──────── 本文

つれづれ

 フランスの出版社H&Oから、「GOKU(『君よ知るや南の獄』の仏題)の3巻を、今月18日に出すよ」と連絡あり。
 この本は、翻訳段階で大きく躓いてしまい、発行が遅れに遅れてしまったんですが(最初の翻訳者が仕事を途中で放り投げて失踪してしまったのだ)、今年の1月は1巻が無事発売されてからは、こうして残りも順調なペースで進んでくれて、とりあえずはホッと一安心です。
 この3巻の発売と同時に、全3冊を収納できるボックスも出る予定。彼らは「コフレ」と言っていましたが、仏話辞典にある「化粧品や宝石を入れる小箱」って説明とは、だいぶイメージが違う(笑)。だって、カネボウの化粧品で「コフレドール」ってのがありますが、あの「コフレ」と同じ「コフレ」だし(笑)。

────────────────

◆ **あなたの課題**: 上の本文のうち、「フランスの出版社H&Oから、」から「と同じ「コフレ」だし(笑)。」まで（「と同じ「コフレ」だし(笑)。」も含む）を、一字一句変えずに書き写してください。 後に続くエントリーは、本文とは関係のない別の資料です。

──────── データ

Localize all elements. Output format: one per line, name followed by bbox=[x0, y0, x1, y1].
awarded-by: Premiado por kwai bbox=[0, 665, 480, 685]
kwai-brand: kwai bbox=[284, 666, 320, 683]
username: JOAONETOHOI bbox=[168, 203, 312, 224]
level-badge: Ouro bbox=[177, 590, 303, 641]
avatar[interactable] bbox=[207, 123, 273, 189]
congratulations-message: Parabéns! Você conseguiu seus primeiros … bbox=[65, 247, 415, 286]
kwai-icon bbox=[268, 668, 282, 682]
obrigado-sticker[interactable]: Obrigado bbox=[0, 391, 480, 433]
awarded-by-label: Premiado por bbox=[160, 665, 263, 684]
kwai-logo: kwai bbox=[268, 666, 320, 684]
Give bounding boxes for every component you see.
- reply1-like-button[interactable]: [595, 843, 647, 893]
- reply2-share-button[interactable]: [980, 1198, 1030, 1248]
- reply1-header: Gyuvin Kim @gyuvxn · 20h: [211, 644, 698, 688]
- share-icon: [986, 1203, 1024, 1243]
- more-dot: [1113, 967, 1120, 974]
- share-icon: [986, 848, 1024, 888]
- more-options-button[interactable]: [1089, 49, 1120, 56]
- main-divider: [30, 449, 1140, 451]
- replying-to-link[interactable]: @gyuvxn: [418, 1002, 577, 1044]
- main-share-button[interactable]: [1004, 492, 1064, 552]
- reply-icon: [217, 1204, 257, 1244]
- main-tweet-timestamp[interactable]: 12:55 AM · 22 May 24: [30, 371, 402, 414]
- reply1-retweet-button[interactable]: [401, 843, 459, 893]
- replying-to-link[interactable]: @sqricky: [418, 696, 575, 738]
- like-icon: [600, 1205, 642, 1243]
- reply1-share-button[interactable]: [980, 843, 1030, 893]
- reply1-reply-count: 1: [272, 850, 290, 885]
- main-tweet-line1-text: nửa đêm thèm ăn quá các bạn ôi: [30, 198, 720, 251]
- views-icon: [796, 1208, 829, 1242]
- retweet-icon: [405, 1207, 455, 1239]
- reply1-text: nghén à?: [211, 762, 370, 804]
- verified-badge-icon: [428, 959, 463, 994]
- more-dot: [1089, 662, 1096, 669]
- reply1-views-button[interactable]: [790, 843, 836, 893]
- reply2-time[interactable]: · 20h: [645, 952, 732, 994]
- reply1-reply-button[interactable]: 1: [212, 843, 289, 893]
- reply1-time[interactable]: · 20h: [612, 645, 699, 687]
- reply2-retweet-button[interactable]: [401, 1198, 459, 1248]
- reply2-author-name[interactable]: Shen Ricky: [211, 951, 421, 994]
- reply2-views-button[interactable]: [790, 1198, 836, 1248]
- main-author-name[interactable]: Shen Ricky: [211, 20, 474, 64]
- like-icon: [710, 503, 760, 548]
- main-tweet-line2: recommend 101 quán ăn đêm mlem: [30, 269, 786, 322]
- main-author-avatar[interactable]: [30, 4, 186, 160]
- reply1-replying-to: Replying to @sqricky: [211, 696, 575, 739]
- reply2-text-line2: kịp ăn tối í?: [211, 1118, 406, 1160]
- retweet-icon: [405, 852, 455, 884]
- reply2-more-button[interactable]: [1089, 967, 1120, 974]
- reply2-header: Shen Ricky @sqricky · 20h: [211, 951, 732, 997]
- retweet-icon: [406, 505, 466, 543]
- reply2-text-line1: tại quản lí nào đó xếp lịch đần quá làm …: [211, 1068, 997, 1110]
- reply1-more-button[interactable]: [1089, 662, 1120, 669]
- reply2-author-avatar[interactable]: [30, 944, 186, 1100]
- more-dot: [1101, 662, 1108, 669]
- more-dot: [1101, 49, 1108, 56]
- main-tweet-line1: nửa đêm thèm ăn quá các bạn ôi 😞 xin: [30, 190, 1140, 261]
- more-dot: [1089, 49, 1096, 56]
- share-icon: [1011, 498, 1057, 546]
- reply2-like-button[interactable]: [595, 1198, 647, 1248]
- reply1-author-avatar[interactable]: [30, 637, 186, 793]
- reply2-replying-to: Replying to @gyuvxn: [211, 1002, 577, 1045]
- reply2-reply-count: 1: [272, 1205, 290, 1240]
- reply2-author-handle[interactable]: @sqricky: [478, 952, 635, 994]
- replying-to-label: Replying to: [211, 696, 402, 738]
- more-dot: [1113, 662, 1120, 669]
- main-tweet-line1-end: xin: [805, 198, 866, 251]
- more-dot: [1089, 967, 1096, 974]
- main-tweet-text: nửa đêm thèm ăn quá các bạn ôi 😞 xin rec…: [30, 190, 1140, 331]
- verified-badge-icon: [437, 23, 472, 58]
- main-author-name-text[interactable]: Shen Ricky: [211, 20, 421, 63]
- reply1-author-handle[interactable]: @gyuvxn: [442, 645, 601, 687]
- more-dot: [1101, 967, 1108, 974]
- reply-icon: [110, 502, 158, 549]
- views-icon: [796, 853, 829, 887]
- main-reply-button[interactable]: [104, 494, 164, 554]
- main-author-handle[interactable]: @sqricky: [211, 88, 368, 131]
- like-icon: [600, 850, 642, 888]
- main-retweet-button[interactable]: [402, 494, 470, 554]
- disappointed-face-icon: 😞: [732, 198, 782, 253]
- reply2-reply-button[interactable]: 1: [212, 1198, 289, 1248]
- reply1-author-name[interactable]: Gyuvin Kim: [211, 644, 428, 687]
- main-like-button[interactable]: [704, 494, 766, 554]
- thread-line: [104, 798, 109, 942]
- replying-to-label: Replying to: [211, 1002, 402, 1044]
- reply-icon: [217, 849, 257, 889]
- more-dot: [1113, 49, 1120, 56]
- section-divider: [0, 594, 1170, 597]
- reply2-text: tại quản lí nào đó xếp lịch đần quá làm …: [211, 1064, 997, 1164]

────────────────

◆ **解答**:
フランスの出版社H&Oから、「GOKU(『君よ知るや南の獄』の仏題)の3巻を、今月18日に出すよ」と連絡あり。
 この本は、翻訳段階で大きく躓いてしまい、発行が遅れに遅れてしまったんですが(最初の翻訳者が仕事を途中で放り投げて失踪してしまったのだ)、今年の1月は1巻が無事発売されてからは、こうして残りも順調なペースで進んでくれて、とりあえずはホッと一安心です。
 この3巻の発売と同時に、全3冊を収納できるボックスも出る予定。彼らは「コフレ」と言っていましたが、仏話辞典にある「化粧品や宝石を入れる小箱」って説明とは、だいぶイメージが違う(笑)。だって、カネボウの化粧品で「コフレドール」ってのがありますが、あの「コフレ」と同じ「コフレ」だし(笑)。